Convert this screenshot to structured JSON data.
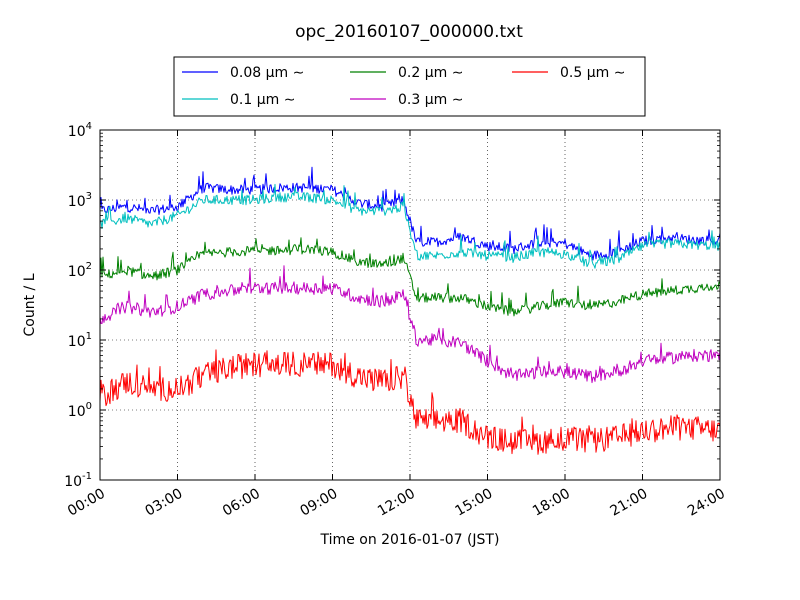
{
  "chart_data": {
    "type": "line",
    "title": "opc_20160107_000000.txt",
    "xlabel": "Time on 2016-01-07 (JST)",
    "ylabel": "Count / L",
    "yscale": "log",
    "ylim": [
      0.1,
      10000
    ],
    "xlim_hours": [
      0,
      24
    ],
    "grid": true,
    "legend_position": "top-center, above plot",
    "x_tick_labels": [
      "00:00",
      "03:00",
      "06:00",
      "09:00",
      "12:00",
      "15:00",
      "18:00",
      "21:00",
      "24:00"
    ],
    "y_tick_labels": [
      {
        "base": "10",
        "exp": "-1"
      },
      {
        "base": "10",
        "exp": "0"
      },
      {
        "base": "10",
        "exp": "1"
      },
      {
        "base": "10",
        "exp": "2"
      },
      {
        "base": "10",
        "exp": "3"
      },
      {
        "base": "10",
        "exp": "4"
      }
    ],
    "x": [
      "00:00",
      "01:00",
      "02:00",
      "03:00",
      "04:00",
      "05:00",
      "06:00",
      "07:00",
      "08:00",
      "09:00",
      "10:00",
      "11:00",
      "11:45",
      "12:15",
      "13:00",
      "14:00",
      "15:00",
      "16:00",
      "17:00",
      "18:00",
      "19:00",
      "20:00",
      "21:00",
      "22:00",
      "23:00",
      "24:00"
    ],
    "series": [
      {
        "name": "0.08 μm ∼",
        "color": "#0000ff",
        "values": [
          700,
          800,
          700,
          800,
          1500,
          1400,
          1400,
          1500,
          1500,
          1400,
          900,
          800,
          1000,
          250,
          250,
          300,
          220,
          200,
          250,
          240,
          160,
          180,
          260,
          290,
          270,
          260
        ]
      },
      {
        "name": "0.1 μm ∼",
        "color": "#00bfbf",
        "values": [
          450,
          550,
          450,
          600,
          1000,
          1000,
          1000,
          1100,
          1100,
          1000,
          700,
          700,
          800,
          160,
          160,
          180,
          160,
          150,
          180,
          170,
          120,
          140,
          220,
          240,
          230,
          220
        ]
      },
      {
        "name": "0.2 μm ∼",
        "color": "#008000",
        "values": [
          80,
          100,
          80,
          100,
          170,
          180,
          190,
          190,
          200,
          180,
          130,
          120,
          150,
          40,
          40,
          40,
          30,
          25,
          30,
          35,
          30,
          35,
          45,
          50,
          55,
          60
        ]
      },
      {
        "name": "0.3 μm ∼",
        "color": "#bf00bf",
        "values": [
          20,
          30,
          25,
          30,
          45,
          50,
          55,
          55,
          55,
          55,
          40,
          35,
          45,
          10,
          10,
          9,
          5,
          3,
          3.5,
          3.5,
          3,
          3.5,
          5,
          5.5,
          6,
          6
        ]
      },
      {
        "name": "0.5 μm ∼",
        "color": "#ff0000",
        "values": [
          1.5,
          2.5,
          2,
          2,
          3,
          4,
          4.5,
          4.5,
          4.5,
          4.5,
          3,
          2.5,
          3,
          0.7,
          0.7,
          0.7,
          0.4,
          0.35,
          0.35,
          0.4,
          0.35,
          0.4,
          0.5,
          0.55,
          0.55,
          0.5
        ]
      }
    ]
  }
}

######

### [Task objective]
Copy each line from the records above that includes the string "color".

### [Exercise answer]
        "color": "#0000ff",
        "color": "#00bfbf",
        "color": "#008000",
        "color": "#bf00bf",
        "color": "#ff0000",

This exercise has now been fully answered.